▸ TAREA A REALIZAR: Devuelve sin ningún cambio el fragmento del texto sobre el rey David que va desde "Podríamos alegar muchas" hasta "corazón… (Salmo 78:70-72)", ambos incluidos.

▸ TEXTO MOSTRADO:

“¿Quién morará en tu monte santo? El que anda en integridad y hace justicia, Y habla verdad en su corazón… El que aun jurando en daño suyo, no por eso cambia” (Salmo 15:1,2,4)
David fue un hombre según el corazón de Dios (1 Samuel 13:13-14) ejemplo para los otros reyes de un corazón perfecto para con Jehová (1 Reyes 15:3)
Sin embargo, la Biblia relata su caída y sus desaciertos y podríamos preguntarnos: ¿Con todo lo que hizo David, cómo Dios puede llamarlo un hombre según su corazón?
Podríamos alegar muchas cosas, porque en David hay virtudes que lo llevaron a obrar bien, no sólo desaciertos; pero, básicamente, podemos decir que fue por la integridad de su corazón, además de que, obviamente, Saúl fue el rey según el corazón del pueblo, en cambio David fue elegido según el corazón de Dios
Eligió a David su siervo… Para que apacentase a Jacob su pueblo, Y a Israel su heredad. Y los apacentó conforme a la integridad de su corazón… (Salmo 78:70-72)
David pecó muchas veces, y pecó terriblemente, pero al darse cuenta de sus pecados, siempre se arrepintió de todo corazón.

Registros de una colección
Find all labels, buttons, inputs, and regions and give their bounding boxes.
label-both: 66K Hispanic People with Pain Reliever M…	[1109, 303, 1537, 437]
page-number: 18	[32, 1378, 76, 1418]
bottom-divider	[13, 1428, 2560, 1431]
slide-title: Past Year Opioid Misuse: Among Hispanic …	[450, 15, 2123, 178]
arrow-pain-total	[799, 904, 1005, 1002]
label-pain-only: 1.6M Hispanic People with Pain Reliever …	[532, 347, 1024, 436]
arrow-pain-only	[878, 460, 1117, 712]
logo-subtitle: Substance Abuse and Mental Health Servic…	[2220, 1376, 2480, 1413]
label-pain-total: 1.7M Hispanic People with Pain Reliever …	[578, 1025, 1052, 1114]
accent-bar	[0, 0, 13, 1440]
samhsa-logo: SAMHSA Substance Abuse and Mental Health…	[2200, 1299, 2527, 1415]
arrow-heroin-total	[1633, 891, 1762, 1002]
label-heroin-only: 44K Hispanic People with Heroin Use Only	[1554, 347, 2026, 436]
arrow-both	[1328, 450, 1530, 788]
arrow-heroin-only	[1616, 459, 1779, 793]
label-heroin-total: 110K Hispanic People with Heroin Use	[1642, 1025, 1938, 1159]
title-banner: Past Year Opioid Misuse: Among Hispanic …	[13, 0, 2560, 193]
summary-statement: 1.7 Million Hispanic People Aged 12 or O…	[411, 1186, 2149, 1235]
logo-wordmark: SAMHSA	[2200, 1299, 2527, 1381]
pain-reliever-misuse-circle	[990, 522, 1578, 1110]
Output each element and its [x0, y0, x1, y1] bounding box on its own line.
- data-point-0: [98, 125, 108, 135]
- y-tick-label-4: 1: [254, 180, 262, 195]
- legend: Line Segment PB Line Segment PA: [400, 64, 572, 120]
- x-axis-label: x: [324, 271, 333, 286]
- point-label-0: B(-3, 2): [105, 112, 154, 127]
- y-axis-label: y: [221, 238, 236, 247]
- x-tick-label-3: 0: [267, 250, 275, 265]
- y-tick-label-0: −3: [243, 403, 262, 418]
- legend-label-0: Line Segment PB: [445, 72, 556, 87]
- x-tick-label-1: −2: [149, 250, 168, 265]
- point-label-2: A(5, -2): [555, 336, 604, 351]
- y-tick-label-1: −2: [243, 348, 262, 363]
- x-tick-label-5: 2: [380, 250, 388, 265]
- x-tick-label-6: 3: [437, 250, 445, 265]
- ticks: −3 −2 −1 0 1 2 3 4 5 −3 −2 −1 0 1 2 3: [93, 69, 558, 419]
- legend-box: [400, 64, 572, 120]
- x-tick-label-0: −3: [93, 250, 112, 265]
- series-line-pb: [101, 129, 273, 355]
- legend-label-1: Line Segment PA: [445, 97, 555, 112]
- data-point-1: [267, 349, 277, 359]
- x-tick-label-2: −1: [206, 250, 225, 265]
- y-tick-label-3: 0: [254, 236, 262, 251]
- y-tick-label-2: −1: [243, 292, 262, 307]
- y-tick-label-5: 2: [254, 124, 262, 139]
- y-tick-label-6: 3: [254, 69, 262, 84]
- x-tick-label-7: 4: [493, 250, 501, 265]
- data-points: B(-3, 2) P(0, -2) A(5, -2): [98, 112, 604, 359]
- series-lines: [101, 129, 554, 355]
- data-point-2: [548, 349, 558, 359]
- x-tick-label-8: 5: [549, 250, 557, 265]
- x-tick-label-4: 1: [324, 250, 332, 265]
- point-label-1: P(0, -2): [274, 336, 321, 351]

▸ RESPUESTA:
Podríamos alegar muchas cosas, porque en David hay virtudes que lo llevaron a obrar bien, no sólo desaciertos; pero, básicamente, podemos decir que fue por la integridad de su corazón, además de que, obviamente, Saúl fue el rey según el corazón del pueblo, en cambio David fue elegido según el corazón de Dios
Eligió a David su siervo… Para que apacentase a Jacob su pueblo, Y a Israel su heredad. Y los apacentó conforme a la integridad de su corazón… (Salmo 78:70-72)